*EXERCISE INSTRUCTIONS*
Give the number of lines that hold the string "Impact". Nothing else is needed.

================

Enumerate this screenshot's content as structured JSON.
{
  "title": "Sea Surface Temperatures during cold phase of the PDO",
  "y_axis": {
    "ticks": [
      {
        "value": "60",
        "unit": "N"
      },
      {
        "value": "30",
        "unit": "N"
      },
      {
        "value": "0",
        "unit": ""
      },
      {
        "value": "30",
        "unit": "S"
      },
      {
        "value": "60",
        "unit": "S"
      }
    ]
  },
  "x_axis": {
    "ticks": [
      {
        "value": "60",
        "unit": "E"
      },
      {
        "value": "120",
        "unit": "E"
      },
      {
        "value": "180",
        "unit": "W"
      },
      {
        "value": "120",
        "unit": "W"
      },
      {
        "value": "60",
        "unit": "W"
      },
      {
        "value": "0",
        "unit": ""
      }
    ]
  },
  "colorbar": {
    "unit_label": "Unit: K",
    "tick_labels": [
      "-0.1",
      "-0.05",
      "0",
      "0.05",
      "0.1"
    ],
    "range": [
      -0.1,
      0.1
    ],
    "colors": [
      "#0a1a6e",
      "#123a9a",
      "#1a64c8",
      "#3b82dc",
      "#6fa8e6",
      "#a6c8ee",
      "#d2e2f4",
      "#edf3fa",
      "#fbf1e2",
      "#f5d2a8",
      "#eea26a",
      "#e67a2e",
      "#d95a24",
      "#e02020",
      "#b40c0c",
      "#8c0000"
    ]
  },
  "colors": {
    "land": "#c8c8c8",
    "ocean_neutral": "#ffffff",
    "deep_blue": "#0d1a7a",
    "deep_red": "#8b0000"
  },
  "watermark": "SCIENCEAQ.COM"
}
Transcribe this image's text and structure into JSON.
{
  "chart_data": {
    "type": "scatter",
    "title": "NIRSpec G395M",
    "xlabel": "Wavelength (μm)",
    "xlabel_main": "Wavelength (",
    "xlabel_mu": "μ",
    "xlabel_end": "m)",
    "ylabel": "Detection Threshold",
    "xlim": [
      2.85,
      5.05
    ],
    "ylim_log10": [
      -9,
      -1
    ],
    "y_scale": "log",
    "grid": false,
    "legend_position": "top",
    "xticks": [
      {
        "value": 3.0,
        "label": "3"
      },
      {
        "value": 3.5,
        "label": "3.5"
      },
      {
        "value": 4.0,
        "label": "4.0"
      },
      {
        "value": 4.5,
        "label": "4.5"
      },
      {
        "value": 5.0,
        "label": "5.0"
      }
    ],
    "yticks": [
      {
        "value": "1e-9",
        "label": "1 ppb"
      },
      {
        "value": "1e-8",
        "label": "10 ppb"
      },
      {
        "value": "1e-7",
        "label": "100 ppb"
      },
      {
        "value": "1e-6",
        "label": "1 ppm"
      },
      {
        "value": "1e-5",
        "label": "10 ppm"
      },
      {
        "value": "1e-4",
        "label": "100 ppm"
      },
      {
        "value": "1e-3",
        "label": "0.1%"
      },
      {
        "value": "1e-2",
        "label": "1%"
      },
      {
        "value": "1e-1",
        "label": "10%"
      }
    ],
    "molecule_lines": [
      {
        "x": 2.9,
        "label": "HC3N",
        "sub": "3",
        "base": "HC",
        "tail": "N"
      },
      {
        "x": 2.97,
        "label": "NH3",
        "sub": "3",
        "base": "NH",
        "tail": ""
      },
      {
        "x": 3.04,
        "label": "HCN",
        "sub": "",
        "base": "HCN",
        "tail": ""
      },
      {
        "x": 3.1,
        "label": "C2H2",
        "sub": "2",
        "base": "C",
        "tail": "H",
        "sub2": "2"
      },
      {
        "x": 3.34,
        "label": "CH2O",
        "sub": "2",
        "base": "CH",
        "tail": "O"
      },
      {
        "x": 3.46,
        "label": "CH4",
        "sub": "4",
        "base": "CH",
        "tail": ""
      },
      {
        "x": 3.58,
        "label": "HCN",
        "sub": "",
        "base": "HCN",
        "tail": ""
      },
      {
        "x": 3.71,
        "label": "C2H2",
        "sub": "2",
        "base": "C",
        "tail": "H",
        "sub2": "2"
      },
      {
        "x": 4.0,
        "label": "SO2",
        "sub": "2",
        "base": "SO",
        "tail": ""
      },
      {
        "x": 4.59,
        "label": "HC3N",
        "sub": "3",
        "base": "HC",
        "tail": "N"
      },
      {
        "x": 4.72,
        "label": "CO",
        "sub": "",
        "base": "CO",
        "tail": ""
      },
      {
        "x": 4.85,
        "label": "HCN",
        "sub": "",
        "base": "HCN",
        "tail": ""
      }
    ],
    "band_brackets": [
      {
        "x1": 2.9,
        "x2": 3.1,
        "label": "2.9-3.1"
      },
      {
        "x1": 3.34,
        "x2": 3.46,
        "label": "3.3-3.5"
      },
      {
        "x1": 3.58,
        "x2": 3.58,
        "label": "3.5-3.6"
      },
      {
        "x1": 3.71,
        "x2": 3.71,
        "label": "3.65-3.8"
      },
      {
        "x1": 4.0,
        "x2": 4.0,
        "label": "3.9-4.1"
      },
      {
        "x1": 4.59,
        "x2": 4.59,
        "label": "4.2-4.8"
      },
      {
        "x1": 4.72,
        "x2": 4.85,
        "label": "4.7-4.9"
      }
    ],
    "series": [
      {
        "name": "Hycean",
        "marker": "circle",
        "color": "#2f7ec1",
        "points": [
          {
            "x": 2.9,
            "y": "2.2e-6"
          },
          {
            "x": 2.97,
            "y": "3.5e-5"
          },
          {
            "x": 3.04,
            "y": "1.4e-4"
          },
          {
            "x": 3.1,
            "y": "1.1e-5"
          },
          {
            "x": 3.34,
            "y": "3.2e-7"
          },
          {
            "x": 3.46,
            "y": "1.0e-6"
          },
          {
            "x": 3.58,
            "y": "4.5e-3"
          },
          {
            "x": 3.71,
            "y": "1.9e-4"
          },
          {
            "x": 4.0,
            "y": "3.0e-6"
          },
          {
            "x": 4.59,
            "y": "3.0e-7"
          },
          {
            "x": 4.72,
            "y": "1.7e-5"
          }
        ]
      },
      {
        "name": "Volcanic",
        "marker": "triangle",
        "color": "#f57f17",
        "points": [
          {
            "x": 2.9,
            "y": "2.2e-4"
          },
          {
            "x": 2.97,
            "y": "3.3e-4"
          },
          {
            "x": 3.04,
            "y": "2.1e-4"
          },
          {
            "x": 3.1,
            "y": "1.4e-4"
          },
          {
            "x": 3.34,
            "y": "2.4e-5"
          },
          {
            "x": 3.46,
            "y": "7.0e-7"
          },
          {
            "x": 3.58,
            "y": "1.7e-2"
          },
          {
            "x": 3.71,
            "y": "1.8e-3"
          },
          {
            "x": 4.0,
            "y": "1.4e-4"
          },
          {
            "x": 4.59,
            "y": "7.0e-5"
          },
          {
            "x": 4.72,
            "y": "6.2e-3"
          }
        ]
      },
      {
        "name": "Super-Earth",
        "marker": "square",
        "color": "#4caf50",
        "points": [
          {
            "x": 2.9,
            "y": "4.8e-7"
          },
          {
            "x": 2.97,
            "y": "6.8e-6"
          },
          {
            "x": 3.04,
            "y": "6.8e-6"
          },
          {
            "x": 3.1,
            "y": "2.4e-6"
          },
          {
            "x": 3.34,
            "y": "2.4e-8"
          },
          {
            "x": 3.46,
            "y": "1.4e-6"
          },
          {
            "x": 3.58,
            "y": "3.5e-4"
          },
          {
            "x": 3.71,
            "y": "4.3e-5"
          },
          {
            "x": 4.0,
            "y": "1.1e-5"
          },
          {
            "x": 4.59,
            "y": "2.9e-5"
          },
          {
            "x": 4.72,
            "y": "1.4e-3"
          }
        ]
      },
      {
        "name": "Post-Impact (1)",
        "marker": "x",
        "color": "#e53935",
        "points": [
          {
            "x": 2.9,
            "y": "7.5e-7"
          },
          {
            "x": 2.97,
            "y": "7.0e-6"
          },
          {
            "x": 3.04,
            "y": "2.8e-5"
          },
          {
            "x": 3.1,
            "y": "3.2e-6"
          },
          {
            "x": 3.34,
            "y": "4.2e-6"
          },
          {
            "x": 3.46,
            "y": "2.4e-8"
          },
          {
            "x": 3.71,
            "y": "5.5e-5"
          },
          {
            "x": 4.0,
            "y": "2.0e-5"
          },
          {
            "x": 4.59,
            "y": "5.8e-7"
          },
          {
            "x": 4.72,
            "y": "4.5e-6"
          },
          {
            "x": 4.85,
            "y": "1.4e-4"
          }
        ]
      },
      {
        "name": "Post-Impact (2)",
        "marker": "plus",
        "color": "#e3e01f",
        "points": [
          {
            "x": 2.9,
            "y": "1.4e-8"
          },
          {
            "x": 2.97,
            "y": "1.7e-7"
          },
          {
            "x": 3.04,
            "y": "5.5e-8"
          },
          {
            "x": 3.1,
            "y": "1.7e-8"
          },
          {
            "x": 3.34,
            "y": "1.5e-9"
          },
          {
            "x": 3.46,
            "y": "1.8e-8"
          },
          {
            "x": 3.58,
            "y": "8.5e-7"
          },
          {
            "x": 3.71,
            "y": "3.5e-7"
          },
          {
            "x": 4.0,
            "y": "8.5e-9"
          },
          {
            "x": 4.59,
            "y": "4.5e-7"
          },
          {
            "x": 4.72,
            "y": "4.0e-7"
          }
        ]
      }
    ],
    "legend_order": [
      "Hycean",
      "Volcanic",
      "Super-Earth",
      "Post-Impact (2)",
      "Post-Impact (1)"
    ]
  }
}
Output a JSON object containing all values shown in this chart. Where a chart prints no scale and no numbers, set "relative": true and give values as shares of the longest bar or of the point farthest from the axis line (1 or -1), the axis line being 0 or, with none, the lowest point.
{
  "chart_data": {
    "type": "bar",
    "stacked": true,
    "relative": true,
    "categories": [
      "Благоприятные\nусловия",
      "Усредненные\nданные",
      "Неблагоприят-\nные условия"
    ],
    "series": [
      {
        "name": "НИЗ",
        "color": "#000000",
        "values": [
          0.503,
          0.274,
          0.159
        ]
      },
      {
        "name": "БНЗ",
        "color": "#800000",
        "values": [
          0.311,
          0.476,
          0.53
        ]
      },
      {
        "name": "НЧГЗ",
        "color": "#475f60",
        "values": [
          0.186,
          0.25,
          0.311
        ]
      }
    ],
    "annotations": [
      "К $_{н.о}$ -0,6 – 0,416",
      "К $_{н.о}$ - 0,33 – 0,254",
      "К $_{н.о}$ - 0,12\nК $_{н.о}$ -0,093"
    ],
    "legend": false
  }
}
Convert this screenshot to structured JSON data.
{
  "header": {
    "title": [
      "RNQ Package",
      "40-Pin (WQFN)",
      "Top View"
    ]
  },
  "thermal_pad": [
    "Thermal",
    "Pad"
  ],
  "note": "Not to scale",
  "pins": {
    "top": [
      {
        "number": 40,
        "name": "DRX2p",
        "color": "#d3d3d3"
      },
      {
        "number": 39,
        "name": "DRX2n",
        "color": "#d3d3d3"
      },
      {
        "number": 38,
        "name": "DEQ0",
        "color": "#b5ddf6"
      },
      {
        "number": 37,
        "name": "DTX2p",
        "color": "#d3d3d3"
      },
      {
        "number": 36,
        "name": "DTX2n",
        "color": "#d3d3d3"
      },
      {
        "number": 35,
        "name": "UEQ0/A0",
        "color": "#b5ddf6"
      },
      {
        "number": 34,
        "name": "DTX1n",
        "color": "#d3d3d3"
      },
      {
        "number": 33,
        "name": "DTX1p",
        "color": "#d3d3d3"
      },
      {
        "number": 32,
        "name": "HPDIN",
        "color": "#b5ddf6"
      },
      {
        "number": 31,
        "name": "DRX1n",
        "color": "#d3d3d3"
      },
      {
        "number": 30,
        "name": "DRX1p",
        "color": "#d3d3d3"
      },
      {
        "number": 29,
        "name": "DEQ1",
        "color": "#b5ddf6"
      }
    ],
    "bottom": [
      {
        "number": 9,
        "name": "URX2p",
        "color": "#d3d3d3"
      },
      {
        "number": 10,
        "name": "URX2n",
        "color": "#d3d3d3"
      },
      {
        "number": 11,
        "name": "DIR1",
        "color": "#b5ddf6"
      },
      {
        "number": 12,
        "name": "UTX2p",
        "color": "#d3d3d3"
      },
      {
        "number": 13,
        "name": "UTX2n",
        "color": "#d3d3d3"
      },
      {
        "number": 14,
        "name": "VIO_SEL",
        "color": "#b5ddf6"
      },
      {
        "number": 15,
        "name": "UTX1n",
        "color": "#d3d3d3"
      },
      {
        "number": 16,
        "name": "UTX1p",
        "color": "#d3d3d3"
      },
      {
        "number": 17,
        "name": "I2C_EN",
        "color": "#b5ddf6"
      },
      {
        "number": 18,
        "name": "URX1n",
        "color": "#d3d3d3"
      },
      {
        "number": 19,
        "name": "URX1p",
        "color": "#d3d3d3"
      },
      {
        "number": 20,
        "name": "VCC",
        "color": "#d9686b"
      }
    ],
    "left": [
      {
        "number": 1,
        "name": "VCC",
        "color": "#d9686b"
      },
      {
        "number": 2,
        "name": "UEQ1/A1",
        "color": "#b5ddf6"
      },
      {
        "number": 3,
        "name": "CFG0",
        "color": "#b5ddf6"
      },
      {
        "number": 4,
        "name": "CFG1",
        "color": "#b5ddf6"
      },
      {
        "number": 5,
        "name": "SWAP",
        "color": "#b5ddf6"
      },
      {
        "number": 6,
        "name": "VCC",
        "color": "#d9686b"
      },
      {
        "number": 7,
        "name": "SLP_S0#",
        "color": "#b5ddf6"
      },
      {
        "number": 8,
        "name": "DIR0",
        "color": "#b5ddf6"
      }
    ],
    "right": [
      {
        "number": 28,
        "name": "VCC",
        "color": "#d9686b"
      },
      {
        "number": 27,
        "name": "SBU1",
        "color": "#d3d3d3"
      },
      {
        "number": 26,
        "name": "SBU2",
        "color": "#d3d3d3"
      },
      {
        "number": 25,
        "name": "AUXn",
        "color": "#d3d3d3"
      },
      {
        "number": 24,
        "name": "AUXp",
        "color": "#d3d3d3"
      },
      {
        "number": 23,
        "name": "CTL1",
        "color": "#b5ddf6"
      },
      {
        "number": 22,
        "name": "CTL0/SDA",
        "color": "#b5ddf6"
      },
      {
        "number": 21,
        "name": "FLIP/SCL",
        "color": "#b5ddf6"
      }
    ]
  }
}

================

*RESULT OF THE EXERCISE*
4